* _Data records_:
----------
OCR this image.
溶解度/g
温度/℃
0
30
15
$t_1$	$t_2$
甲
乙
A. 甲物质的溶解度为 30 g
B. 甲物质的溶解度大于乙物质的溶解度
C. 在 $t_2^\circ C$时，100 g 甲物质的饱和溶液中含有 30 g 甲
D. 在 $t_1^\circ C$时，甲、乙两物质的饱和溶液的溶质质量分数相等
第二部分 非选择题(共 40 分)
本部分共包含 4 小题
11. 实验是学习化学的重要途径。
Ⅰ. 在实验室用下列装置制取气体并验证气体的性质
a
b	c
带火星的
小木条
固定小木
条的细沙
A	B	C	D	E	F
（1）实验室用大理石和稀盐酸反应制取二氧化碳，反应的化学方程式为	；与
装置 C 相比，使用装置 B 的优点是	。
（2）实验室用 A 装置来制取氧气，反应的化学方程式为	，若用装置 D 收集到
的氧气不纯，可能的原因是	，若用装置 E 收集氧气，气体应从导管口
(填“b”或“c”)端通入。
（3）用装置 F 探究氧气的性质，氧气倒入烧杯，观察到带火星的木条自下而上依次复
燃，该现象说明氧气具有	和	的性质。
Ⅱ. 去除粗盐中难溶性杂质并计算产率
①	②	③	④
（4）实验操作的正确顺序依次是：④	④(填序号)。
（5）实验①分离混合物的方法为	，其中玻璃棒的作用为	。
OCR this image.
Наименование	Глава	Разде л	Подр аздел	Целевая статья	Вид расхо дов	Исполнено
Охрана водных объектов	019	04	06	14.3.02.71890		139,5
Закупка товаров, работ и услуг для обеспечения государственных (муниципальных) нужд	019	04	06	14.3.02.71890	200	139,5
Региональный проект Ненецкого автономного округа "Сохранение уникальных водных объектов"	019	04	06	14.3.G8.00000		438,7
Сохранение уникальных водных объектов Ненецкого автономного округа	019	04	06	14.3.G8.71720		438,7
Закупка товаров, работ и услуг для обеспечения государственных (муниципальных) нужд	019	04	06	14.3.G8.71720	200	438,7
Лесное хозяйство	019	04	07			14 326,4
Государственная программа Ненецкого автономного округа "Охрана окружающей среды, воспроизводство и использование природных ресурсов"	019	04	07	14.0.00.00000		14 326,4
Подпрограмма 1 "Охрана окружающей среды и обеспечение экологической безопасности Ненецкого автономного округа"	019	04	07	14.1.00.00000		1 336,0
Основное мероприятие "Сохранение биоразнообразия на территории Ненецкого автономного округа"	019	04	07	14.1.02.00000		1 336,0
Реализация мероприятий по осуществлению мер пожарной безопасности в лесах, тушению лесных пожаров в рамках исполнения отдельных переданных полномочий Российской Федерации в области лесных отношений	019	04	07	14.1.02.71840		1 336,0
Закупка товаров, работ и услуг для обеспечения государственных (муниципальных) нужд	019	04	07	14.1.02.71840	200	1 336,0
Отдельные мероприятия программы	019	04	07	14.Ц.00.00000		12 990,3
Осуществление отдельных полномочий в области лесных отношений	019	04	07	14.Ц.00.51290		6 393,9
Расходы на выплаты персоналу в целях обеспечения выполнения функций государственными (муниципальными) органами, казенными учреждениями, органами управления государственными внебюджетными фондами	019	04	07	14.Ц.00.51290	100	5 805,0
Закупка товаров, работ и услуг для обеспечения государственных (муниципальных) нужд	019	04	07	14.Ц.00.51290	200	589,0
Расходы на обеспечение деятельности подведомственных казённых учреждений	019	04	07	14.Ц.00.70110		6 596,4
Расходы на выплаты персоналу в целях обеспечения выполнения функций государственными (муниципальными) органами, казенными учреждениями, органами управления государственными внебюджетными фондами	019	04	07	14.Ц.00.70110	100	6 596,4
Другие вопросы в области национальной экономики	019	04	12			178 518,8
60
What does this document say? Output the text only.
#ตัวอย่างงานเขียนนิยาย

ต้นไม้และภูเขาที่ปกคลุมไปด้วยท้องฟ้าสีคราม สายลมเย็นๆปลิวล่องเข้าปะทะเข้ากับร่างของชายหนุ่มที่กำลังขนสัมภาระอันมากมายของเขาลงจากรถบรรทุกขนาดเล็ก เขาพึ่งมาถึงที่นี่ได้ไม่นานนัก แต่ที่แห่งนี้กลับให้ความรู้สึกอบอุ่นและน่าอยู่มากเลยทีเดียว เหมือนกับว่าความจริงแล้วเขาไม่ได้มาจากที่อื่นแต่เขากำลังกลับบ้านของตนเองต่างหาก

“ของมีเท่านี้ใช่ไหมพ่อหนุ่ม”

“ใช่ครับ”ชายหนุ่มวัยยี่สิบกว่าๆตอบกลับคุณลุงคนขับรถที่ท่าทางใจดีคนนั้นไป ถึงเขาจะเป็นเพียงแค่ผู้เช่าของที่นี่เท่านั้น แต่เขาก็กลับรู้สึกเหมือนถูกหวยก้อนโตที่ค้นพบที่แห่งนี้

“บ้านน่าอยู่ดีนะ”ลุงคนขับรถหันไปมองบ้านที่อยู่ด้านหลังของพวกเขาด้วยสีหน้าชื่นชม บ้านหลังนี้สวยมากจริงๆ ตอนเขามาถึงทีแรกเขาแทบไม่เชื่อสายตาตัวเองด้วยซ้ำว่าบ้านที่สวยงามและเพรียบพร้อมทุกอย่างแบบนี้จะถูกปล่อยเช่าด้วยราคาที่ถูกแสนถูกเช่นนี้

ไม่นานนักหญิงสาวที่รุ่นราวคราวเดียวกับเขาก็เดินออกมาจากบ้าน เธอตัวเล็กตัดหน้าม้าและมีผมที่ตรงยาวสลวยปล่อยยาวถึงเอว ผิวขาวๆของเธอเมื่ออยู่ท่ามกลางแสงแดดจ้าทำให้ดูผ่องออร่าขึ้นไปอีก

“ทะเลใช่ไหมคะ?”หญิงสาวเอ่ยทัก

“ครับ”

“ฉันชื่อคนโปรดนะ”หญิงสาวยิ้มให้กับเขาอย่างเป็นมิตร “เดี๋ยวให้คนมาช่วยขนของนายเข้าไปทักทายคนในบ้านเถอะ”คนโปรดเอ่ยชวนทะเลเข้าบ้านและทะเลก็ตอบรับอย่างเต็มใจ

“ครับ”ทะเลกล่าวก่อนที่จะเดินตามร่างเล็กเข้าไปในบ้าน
----------
* _OBJECTIVE_: Quote, without any change, each line from the one that contains "What does this" through the end of the material.

* _ANSWER FOR THIS EXERCISE_:
What does this document say? Output the text only.
#ตัวอย่างงานเขียนนิยาย

ต้นไม้และภูเขาที่ปกคลุมไปด้วยท้องฟ้าสีคราม สายลมเย็นๆปลิวล่องเข้าปะทะเข้ากับร่างของชายหนุ่มที่กำลังขนสัมภาระอันมากมายของเขาลงจากรถบรรทุกขนาดเล็ก เขาพึ่งมาถึงที่นี่ได้ไม่นานนัก แต่ที่แห่งนี้กลับให้ความรู้สึกอบอุ่นและน่าอยู่มากเลยทีเดียว เหมือนกับว่าความจริงแล้วเขาไม่ได้มาจากที่อื่นแต่เขากำลังกลับบ้านของตนเองต่างหาก

“ของมีเท่านี้ใช่ไหมพ่อหนุ่ม”

“ใช่ครับ”ชายหนุ่มวัยยี่สิบกว่าๆตอบกลับคุณลุงคนขับรถที่ท่าทางใจดีคนนั้นไป ถึงเขาจะเป็นเพียงแค่ผู้เช่าของที่นี่เท่านั้น แต่เขาก็กลับรู้สึกเหมือนถูกหวยก้อนโตที่ค้นพบที่แห่งนี้

“บ้านน่าอยู่ดีนะ”ลุงคนขับรถหันไปมองบ้านที่อยู่ด้านหลังของพวกเขาด้วยสีหน้าชื่นชม บ้านหลังนี้สวยมากจริงๆ ตอนเขามาถึงทีแรกเขาแทบไม่เชื่อสายตาตัวเองด้วยซ้ำว่าบ้านที่สวยงามและเพรียบพร้อมทุกอย่างแบบนี้จะถูกปล่อยเช่าด้วยราคาที่ถูกแสนถูกเช่นนี้

ไม่นานนักหญิงสาวที่รุ่นราวคราวเดียวกับเขาก็เดินออกมาจากบ้าน เธอตัวเล็กตัดหน้าม้าและมีผมที่ตรงยาวสลวยปล่อยยาวถึงเอว ผิวขาวๆของเธอเมื่ออยู่ท่ามกลางแสงแดดจ้าทำให้ดูผ่องออร่าขึ้นไปอีก

“ทะเลใช่ไหมคะ?”หญิงสาวเอ่ยทัก

“ครับ”

“ฉันชื่อคนโปรดนะ”หญิงสาวยิ้มให้กับเขาอย่างเป็นมิตร “เดี๋ยวให้คนมาช่วยขนของนายเข้าไปทักทายคนในบ้านเถอะ”คนโปรดเอ่ยชวนทะเลเข้าบ้านและทะเลก็ตอบรับอย่างเต็มใจ

“ครับ”ทะเลกล่าวก่อนที่จะเดินตามร่างเล็กเข้าไปในบ้าน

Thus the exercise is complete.